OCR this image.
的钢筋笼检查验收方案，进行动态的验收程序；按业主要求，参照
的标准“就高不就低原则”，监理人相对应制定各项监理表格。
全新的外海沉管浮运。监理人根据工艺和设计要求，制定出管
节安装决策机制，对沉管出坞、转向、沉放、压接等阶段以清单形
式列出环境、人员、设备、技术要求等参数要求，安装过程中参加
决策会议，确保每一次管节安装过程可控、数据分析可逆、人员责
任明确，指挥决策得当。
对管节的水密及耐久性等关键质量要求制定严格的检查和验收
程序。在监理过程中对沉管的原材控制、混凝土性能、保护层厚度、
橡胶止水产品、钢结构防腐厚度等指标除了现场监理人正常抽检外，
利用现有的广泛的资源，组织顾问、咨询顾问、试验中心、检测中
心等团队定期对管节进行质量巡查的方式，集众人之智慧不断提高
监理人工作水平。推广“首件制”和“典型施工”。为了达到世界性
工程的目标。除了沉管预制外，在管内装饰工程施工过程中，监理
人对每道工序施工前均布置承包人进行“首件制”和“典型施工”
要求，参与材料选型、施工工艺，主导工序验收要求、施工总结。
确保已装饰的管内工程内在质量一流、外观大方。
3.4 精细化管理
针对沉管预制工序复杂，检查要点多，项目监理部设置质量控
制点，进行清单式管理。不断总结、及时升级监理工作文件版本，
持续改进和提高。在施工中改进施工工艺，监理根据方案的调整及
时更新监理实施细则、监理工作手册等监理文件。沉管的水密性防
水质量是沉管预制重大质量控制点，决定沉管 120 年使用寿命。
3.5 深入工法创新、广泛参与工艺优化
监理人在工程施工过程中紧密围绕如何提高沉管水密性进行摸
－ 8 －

***

→ **AIM**
Search the data for the string "典型施工". List each line that has it.

→ **SOLUTION TO THE PROBLEM**
监理人工作水平。推广“首件制”和“典型施工”。为了达到世界性
人对每道工序施工前均布置承包人进行“首件制”和“典型施工”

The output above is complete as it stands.